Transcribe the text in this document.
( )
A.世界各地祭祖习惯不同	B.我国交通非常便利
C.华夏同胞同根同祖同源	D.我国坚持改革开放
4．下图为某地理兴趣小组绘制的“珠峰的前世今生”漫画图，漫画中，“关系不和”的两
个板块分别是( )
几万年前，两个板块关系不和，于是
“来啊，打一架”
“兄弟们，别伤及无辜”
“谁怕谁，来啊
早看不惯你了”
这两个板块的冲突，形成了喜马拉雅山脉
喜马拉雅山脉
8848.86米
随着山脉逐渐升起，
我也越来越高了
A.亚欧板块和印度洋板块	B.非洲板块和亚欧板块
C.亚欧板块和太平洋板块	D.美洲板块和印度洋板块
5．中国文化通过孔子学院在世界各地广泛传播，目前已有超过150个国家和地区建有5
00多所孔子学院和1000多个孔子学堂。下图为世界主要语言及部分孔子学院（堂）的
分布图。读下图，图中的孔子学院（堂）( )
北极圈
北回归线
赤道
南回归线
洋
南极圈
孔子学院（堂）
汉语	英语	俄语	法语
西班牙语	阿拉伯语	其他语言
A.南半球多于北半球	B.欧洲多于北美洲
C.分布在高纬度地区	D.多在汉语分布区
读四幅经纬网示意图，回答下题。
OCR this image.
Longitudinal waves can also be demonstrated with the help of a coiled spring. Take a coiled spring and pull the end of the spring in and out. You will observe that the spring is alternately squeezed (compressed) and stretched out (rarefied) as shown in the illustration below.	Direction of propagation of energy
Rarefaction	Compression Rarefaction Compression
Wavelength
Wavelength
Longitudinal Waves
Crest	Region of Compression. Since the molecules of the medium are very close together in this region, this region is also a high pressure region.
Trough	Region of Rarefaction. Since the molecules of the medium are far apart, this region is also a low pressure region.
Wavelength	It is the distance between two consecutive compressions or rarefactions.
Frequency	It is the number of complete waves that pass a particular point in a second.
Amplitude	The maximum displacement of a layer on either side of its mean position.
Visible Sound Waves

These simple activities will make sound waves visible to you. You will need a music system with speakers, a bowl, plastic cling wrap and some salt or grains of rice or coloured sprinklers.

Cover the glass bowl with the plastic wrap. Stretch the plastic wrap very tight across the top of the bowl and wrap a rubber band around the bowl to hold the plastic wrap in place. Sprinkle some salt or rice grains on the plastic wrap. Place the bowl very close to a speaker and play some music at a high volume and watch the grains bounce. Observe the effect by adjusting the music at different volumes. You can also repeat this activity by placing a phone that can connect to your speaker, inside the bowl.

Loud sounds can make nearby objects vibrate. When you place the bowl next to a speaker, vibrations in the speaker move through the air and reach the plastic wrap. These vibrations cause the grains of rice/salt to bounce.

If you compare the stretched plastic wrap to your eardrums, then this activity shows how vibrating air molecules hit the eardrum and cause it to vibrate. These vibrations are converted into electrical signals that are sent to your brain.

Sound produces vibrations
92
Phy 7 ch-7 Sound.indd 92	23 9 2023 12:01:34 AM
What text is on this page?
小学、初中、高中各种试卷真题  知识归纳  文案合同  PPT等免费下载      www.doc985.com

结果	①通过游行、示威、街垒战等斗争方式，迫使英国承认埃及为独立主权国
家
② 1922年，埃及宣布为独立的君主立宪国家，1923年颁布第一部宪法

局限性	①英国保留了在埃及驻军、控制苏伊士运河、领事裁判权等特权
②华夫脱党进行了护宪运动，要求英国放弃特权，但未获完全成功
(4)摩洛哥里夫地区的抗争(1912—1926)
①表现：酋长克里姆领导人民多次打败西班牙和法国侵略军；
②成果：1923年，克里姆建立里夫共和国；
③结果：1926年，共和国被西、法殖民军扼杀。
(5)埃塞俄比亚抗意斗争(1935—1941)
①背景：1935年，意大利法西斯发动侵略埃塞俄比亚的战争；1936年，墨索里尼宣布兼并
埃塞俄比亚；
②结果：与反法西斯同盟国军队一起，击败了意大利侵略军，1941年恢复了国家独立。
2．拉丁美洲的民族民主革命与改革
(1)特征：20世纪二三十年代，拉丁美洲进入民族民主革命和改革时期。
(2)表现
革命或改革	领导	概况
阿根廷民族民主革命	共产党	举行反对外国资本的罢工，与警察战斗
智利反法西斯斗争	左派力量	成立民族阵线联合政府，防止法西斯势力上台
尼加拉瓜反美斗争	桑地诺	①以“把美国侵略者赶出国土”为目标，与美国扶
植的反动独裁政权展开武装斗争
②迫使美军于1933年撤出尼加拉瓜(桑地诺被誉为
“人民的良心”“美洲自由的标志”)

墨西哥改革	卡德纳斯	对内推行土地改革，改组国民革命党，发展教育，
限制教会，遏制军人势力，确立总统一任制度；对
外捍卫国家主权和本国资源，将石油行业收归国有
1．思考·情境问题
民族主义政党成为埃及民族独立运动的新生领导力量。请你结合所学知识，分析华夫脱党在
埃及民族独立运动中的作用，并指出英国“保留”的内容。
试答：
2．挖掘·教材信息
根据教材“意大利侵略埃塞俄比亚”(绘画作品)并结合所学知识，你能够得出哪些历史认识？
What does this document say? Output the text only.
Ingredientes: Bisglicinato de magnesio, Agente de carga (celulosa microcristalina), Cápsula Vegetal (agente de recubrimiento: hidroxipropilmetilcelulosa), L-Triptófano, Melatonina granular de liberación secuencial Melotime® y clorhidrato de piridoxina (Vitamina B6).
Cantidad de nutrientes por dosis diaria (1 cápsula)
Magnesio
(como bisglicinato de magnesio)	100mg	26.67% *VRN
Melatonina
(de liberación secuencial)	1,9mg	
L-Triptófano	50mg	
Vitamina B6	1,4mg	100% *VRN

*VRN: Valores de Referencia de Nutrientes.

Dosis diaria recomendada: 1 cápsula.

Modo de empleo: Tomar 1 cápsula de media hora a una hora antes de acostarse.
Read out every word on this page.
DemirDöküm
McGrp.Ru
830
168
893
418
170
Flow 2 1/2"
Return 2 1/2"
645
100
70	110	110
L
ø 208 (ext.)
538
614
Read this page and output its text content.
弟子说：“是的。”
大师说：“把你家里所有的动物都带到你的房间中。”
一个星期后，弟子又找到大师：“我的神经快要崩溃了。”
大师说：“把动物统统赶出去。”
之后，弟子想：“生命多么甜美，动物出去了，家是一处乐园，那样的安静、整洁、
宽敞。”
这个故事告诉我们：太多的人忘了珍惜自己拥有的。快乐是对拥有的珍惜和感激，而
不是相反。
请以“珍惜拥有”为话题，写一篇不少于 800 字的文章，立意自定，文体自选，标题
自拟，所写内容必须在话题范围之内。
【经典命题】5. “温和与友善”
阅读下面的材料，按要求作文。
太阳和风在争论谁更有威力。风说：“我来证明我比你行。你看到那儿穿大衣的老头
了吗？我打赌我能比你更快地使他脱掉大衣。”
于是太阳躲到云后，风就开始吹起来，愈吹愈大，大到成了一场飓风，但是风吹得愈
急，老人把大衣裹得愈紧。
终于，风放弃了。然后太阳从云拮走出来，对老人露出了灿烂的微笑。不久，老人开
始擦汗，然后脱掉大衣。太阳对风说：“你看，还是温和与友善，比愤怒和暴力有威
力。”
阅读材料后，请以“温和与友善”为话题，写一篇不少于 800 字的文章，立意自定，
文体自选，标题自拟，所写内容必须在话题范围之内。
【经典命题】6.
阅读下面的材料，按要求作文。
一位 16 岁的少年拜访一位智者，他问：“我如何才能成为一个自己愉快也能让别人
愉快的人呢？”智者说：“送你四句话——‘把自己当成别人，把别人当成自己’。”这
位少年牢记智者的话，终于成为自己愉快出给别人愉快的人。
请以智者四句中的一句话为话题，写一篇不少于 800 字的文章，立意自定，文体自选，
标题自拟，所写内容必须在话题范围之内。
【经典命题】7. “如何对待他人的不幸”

------------------------------------------------------------

## WHAT TO DO
Locate the line that contains "What does this". Repeat it and every line after it, up to and including the final line, exactly.

## TASK SOLUTION
What does this document say? Output the text only.
Ingredientes: Bisglicinato de magnesio, Agente de carga (celulosa microcristalina), Cápsula Vegetal (agente de recubrimiento: hidroxipropilmetilcelulosa), L-Triptófano, Melatonina granular de liberación secuencial Melotime® y clorhidrato de piridoxina (Vitamina B6).
Cantidad de nutrientes por dosis diaria (1 cápsula)
Magnesio
(como bisglicinato de magnesio)	100mg	26.67% *VRN
Melatonina
(de liberación secuencial)	1,9mg	
L-Triptófano	50mg	
Vitamina B6	1,4mg	100% *VRN

*VRN: Valores de Referencia de Nutrientes.

Dosis diaria recomendada: 1 cápsula.

Modo de empleo: Tomar 1 cápsula de media hora a una hora antes de acostarse.
Read out every word on this page.
DemirDöküm
McGrp.Ru
830
168
893
418
170
Flow 2 1/2"
Return 2 1/2"
645
100
70	110	110
L
ø 208 (ext.)
538
614
Read this page and output its text content.
弟子说：“是的。”
大师说：“把你家里所有的动物都带到你的房间中。”
一个星期后，弟子又找到大师：“我的神经快要崩溃了。”
大师说：“把动物统统赶出去。”
之后，弟子想：“生命多么甜美，动物出去了，家是一处乐园，那样的安静、整洁、
宽敞。”
这个故事告诉我们：太多的人忘了珍惜自己拥有的。快乐是对拥有的珍惜和感激，而
不是相反。
请以“珍惜拥有”为话题，写一篇不少于 800 字的文章，立意自定，文体自选，标题
自拟，所写内容必须在话题范围之内。
【经典命题】5. “温和与友善”
阅读下面的材料，按要求作文。
太阳和风在争论谁更有威力。风说：“我来证明我比你行。你看到那儿穿大衣的老头
了吗？我打赌我能比你更快地使他脱掉大衣。”
于是太阳躲到云后，风就开始吹起来，愈吹愈大，大到成了一场飓风，但是风吹得愈
急，老人把大衣裹得愈紧。
终于，风放弃了。然后太阳从云拮走出来，对老人露出了灿烂的微笑。不久，老人开
始擦汗，然后脱掉大衣。太阳对风说：“你看，还是温和与友善，比愤怒和暴力有威
力。”
阅读材料后，请以“温和与友善”为话题，写一篇不少于 800 字的文章，立意自定，
文体自选，标题自拟，所写内容必须在话题范围之内。
【经典命题】6.
阅读下面的材料，按要求作文。
一位 16 岁的少年拜访一位智者，他问：“我如何才能成为一个自己愉快也能让别人
愉快的人呢？”智者说：“送你四句话——‘把自己当成别人，把别人当成自己’。”这
位少年牢记智者的话，终于成为自己愉快出给别人愉快的人。
请以智者四句中的一句话为话题，写一篇不少于 800 字的文章，立意自定，文体自选，
标题自拟，所写内容必须在话题范围之内。
【经典命题】7. “如何对待他人的不幸”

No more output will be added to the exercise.